Every record should be repeated exactly, except that pictures are left out.

Recorded data
----

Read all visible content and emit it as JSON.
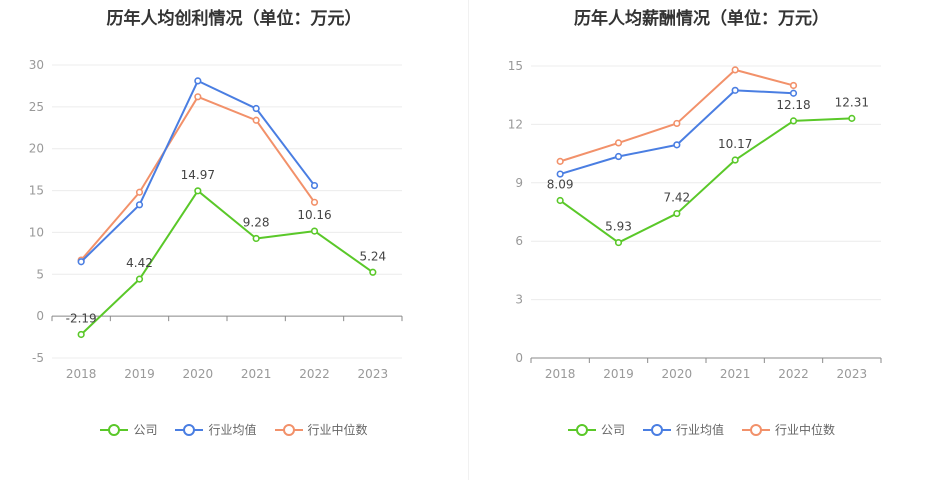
{
  "chart_data": [
    {
      "type": "line",
      "title": "历年人均创利情况（单位：万元）",
      "categories": [
        "2018",
        "2019",
        "2020",
        "2021",
        "2022",
        "2023"
      ],
      "ylim": [
        -5,
        30
      ],
      "yticks": [
        -5,
        0,
        5,
        10,
        15,
        20,
        25,
        30
      ],
      "ytick_labels": [
        "-5",
        "0",
        "5",
        "10",
        "15",
        "20",
        "25",
        "30"
      ],
      "grid": true,
      "legend_position": "bottom",
      "series": [
        {
          "name": "公司",
          "color": "#5ac829",
          "values": [
            -2.19,
            4.42,
            14.97,
            9.28,
            10.16,
            5.24
          ],
          "labels": [
            "-2.19",
            "4.42",
            "14.97",
            "9.28",
            "10.16",
            "5.24"
          ]
        },
        {
          "name": "行业均值",
          "color": "#4a7ee2",
          "values": [
            6.5,
            13.3,
            28.1,
            24.8,
            15.6,
            null
          ],
          "labels": null
        },
        {
          "name": "行业中位数",
          "color": "#f2916a",
          "values": [
            6.7,
            14.8,
            26.2,
            23.4,
            13.6,
            null
          ],
          "labels": null
        }
      ]
    },
    {
      "type": "line",
      "title": "历年人均薪酬情况（单位：万元）",
      "categories": [
        "2018",
        "2019",
        "2020",
        "2021",
        "2022",
        "2023"
      ],
      "ylim": [
        0,
        15
      ],
      "yticks": [
        0,
        3,
        6,
        9,
        12,
        15
      ],
      "ytick_labels": [
        "0",
        "3",
        "6",
        "9",
        "12",
        "15"
      ],
      "grid": true,
      "legend_position": "bottom",
      "series": [
        {
          "name": "公司",
          "color": "#5ac829",
          "values": [
            8.09,
            5.93,
            7.42,
            10.17,
            12.18,
            12.31
          ],
          "labels": [
            "8.09",
            "5.93",
            "7.42",
            "10.17",
            "12.18",
            "12.31"
          ]
        },
        {
          "name": "行业均值",
          "color": "#4a7ee2",
          "values": [
            9.45,
            10.35,
            10.95,
            13.75,
            13.6,
            null
          ],
          "labels": null
        },
        {
          "name": "行业中位数",
          "color": "#f2916a",
          "values": [
            10.1,
            11.05,
            12.05,
            14.8,
            14.0,
            null
          ],
          "labels": null
        }
      ]
    }
  ]
}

----

Written answer:
Read all visible content and emit it as JSON.
{
  "chart_data": [
    {
      "type": "line",
      "title": "历年人均创利情况（单位：万元）",
      "categories": [
        "2018",
        "2019",
        "2020",
        "2021",
        "2022",
        "2023"
      ],
      "ylim": [
        -5,
        30
      ],
      "yticks": [
        -5,
        0,
        5,
        10,
        15,
        20,
        25,
        30
      ],
      "ytick_labels": [
        "-5",
        "0",
        "5",
        "10",
        "15",
        "20",
        "25",
        "30"
      ],
      "grid": true,
      "legend_position": "bottom",
      "series": [
        {
          "name": "公司",
          "color": "#5ac829",
          "values": [
            -2.19,
            4.42,
            14.97,
            9.28,
            10.16,
            5.24
          ],
          "labels": [
            "-2.19",
            "4.42",
            "14.97",
            "9.28",
            "10.16",
            "5.24"
          ]
        },
        {
          "name": "行业均值",
          "color": "#4a7ee2",
          "values": [
            6.5,
            13.3,
            28.1,
            24.8,
            15.6,
            null
          ],
          "labels": null
        },
        {
          "name": "行业中位数",
          "color": "#f2916a",
          "values": [
            6.7,
            14.8,
            26.2,
            23.4,
            13.6,
            null
          ],
          "labels": null
        }
      ]
    },
    {
      "type": "line",
      "title": "历年人均薪酬情况（单位：万元）",
      "categories": [
        "2018",
        "2019",
        "2020",
        "2021",
        "2022",
        "2023"
      ],
      "ylim": [
        0,
        15
      ],
      "yticks": [
        0,
        3,
        6,
        9,
        12,
        15
      ],
      "ytick_labels": [
        "0",
        "3",
        "6",
        "9",
        "12",
        "15"
      ],
      "grid": true,
      "legend_position": "bottom",
      "series": [
        {
          "name": "公司",
          "color": "#5ac829",
          "values": [
            8.09,
            5.93,
            7.42,
            10.17,
            12.18,
            12.31
          ],
          "labels": [
            "8.09",
            "5.93",
            "7.42",
            "10.17",
            "12.18",
            "12.31"
          ]
        },
        {
          "name": "行业均值",
          "color": "#4a7ee2",
          "values": [
            9.45,
            10.35,
            10.95,
            13.75,
            13.6,
            null
          ],
          "labels": null
        },
        {
          "name": "行业中位数",
          "color": "#f2916a",
          "values": [
            10.1,
            11.05,
            12.05,
            14.8,
            14.0,
            null
          ],
          "labels": null
        }
      ]
    }
  ]
}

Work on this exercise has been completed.